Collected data
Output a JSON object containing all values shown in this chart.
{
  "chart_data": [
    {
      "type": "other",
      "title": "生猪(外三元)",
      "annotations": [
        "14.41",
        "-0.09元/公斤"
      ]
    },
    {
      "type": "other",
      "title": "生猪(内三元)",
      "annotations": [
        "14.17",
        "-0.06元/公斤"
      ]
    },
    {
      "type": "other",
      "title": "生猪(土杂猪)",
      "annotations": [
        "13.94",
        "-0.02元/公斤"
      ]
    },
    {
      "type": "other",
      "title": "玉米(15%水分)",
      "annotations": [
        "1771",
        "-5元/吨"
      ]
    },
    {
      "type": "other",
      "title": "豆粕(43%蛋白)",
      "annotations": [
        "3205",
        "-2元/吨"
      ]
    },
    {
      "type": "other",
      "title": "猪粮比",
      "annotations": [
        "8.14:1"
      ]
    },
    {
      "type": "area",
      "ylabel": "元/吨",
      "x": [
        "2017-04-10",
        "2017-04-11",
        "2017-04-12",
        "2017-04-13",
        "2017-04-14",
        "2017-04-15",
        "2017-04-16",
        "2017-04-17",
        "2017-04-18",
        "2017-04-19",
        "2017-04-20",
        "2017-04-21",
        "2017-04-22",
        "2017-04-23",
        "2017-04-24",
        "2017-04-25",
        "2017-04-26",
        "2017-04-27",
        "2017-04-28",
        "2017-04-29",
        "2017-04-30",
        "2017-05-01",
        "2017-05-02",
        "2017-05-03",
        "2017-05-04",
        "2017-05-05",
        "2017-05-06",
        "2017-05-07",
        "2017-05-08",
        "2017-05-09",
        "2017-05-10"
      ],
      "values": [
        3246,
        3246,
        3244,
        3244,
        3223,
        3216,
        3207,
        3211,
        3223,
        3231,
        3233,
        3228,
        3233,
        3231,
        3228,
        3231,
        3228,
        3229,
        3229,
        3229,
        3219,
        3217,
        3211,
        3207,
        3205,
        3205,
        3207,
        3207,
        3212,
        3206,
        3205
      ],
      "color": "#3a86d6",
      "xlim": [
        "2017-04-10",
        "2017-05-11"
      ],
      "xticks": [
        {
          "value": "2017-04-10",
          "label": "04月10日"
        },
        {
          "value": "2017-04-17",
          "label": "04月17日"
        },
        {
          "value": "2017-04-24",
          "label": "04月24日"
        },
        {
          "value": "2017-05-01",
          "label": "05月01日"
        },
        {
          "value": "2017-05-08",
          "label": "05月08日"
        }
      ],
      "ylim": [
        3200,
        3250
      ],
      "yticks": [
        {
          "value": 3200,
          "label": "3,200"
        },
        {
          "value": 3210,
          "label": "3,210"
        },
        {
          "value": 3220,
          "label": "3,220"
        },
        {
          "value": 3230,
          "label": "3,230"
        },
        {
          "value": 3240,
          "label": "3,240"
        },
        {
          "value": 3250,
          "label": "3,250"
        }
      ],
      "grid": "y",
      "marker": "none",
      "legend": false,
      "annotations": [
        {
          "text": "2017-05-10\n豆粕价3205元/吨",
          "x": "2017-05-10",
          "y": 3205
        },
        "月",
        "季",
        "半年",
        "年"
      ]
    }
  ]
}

▶ **YOUR INSTRUCTIONS**: The required output is the number of lines containing the word "values", and nothing besides.

▶ **THE REPLY**: 2